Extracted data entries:
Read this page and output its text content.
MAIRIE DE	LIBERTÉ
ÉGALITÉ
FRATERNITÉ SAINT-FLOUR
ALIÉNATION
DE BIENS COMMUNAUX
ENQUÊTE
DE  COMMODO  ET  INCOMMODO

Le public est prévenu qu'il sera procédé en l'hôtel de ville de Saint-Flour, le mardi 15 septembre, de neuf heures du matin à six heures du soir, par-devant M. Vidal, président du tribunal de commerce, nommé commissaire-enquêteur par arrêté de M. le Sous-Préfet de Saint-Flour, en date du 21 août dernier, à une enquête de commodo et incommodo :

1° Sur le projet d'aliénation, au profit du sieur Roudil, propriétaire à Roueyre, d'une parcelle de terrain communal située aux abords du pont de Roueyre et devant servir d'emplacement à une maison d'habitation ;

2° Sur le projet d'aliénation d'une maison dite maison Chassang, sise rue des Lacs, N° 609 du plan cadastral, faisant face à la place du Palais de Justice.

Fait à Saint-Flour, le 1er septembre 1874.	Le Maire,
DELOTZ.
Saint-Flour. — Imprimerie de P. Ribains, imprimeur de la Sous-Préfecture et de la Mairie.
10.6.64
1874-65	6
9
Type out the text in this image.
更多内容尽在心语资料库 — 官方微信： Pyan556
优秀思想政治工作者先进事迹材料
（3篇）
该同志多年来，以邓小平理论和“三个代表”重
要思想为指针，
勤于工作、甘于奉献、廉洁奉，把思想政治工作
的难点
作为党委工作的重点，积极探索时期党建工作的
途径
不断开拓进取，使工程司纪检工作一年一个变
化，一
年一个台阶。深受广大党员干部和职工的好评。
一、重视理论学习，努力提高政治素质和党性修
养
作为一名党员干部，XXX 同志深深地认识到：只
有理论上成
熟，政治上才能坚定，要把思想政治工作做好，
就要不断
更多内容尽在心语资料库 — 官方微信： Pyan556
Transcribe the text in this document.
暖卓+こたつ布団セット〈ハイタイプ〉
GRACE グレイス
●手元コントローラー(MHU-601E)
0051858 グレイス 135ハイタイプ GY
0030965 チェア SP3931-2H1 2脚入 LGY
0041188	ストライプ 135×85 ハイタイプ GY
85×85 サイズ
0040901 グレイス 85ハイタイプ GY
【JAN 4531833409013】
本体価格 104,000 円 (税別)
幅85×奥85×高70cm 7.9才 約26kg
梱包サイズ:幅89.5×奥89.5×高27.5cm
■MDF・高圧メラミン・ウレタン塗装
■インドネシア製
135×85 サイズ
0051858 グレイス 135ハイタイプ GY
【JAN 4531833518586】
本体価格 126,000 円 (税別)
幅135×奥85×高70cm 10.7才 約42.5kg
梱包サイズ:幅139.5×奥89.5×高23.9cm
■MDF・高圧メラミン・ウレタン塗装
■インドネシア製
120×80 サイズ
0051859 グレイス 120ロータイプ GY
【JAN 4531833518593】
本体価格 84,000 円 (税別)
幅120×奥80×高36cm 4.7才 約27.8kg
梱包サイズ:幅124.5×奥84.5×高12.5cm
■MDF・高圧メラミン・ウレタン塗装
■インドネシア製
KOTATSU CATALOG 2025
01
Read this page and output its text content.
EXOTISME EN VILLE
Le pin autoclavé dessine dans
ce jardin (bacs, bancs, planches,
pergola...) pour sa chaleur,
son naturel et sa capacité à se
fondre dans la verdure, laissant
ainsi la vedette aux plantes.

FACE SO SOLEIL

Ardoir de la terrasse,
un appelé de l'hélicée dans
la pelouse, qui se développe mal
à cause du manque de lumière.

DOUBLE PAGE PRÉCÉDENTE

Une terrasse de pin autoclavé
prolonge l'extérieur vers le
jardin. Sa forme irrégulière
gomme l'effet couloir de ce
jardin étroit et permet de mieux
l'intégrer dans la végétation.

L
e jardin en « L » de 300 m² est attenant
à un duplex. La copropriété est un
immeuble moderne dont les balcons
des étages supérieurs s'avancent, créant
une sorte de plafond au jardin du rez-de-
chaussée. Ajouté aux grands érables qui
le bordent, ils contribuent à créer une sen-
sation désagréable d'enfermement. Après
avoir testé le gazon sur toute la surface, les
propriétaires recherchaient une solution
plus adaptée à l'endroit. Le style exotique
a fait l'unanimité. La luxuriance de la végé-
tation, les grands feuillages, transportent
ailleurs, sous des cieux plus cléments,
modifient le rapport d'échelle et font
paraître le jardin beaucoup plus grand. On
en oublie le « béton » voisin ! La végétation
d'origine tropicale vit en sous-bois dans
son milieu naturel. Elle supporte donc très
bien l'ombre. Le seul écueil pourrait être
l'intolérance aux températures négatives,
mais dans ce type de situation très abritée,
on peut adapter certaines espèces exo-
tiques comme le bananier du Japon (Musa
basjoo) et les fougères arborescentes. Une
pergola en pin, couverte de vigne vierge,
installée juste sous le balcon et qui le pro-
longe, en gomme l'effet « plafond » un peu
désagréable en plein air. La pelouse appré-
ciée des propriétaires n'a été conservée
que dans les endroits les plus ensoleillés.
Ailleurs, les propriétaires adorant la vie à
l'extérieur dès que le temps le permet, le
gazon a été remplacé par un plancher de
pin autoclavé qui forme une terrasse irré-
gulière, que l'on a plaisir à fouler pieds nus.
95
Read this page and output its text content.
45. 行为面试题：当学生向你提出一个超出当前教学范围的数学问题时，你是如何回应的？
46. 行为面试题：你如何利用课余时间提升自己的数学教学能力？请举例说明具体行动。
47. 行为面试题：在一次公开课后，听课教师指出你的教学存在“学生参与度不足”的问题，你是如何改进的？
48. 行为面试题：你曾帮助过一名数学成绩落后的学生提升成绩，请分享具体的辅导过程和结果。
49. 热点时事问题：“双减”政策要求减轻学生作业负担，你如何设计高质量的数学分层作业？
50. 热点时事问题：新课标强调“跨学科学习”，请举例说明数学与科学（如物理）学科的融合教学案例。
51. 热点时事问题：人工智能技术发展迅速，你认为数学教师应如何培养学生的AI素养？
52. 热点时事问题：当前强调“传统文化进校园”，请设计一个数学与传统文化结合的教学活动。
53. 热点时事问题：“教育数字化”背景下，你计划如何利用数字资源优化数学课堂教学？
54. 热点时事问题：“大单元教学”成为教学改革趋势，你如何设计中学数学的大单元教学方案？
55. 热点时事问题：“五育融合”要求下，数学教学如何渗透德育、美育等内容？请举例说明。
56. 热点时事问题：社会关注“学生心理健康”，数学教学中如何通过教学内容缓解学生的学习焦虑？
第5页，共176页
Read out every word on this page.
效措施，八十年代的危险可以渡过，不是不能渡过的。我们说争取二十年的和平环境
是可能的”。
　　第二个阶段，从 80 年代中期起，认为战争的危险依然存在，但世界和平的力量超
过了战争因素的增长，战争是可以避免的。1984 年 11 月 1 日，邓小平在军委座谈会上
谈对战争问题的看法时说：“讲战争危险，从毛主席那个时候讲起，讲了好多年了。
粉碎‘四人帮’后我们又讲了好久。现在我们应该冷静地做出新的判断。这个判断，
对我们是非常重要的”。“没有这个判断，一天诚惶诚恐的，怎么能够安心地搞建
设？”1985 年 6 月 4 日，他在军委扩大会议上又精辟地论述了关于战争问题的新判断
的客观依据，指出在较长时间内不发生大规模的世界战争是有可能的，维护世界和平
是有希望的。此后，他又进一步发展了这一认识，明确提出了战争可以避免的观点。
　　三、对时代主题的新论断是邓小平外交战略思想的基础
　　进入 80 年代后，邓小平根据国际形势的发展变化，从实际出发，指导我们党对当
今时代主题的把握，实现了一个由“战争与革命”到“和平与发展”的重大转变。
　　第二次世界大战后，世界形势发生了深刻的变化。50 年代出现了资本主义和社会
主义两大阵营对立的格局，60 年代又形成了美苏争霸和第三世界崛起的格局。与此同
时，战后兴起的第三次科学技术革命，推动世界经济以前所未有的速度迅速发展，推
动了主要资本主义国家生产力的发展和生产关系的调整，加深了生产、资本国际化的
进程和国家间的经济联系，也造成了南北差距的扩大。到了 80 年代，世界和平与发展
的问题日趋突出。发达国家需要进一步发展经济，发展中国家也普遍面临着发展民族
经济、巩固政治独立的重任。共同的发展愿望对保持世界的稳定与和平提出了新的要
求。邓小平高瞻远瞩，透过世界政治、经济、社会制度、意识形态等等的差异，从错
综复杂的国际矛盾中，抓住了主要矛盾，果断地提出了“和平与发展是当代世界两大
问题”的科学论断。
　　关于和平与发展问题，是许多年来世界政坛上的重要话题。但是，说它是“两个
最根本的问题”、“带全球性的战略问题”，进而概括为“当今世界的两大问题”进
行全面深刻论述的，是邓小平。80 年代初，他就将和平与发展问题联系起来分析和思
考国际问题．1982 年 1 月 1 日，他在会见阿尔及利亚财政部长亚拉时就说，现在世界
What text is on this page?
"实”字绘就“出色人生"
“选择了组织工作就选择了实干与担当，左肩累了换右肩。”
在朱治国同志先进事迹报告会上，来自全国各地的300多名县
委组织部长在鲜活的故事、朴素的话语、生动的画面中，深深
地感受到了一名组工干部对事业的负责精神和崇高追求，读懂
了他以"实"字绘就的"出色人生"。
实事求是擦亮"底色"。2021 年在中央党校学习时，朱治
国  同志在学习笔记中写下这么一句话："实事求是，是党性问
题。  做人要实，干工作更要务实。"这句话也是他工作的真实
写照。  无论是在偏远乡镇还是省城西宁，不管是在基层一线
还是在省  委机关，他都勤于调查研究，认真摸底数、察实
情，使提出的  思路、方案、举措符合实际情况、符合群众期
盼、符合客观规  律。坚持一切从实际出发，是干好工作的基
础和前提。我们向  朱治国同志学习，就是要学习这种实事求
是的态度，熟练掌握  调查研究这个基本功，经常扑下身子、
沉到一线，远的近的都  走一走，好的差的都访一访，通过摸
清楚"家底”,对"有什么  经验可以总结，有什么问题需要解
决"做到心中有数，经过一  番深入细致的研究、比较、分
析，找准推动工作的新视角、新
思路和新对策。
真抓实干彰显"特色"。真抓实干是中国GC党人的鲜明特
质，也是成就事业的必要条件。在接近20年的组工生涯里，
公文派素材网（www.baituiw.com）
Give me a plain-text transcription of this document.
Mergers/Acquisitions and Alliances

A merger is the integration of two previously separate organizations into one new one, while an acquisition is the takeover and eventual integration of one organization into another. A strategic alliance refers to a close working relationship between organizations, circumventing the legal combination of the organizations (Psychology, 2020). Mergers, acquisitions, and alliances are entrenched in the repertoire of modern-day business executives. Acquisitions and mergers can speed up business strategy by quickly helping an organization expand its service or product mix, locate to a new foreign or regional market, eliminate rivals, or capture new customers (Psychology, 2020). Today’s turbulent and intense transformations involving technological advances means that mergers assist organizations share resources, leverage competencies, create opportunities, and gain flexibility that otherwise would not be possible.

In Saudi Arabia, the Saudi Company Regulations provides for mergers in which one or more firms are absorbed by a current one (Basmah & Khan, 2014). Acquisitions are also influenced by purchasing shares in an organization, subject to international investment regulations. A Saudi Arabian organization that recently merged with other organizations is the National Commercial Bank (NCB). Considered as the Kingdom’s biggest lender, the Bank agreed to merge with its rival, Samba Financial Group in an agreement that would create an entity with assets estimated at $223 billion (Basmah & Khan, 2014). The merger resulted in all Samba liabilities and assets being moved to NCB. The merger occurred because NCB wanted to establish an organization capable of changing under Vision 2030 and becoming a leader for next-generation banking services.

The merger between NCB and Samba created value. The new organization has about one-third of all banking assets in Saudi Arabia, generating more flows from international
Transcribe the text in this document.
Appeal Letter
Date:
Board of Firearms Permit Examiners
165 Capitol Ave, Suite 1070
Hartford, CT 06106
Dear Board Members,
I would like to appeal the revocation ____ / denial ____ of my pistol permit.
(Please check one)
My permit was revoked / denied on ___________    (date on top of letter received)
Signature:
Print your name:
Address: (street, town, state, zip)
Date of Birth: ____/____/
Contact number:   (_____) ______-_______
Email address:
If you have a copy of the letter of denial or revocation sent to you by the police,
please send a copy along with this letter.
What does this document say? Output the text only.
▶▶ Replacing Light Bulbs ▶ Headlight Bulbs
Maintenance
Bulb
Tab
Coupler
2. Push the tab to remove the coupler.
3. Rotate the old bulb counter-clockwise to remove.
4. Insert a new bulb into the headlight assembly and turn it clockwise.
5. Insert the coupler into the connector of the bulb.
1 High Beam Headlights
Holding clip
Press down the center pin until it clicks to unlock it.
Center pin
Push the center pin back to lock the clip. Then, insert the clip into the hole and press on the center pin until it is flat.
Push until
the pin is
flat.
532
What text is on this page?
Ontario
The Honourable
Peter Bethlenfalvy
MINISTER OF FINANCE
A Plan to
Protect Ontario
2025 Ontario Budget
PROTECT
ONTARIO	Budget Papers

## TASK
Find the word "clockwise" in the material, then list each line that holds it.

## SOLUTION BELOW
3. Rotate the old bulb counter-clockwise to remove.
4. Insert a new bulb into the headlight assembly and turn it clockwise.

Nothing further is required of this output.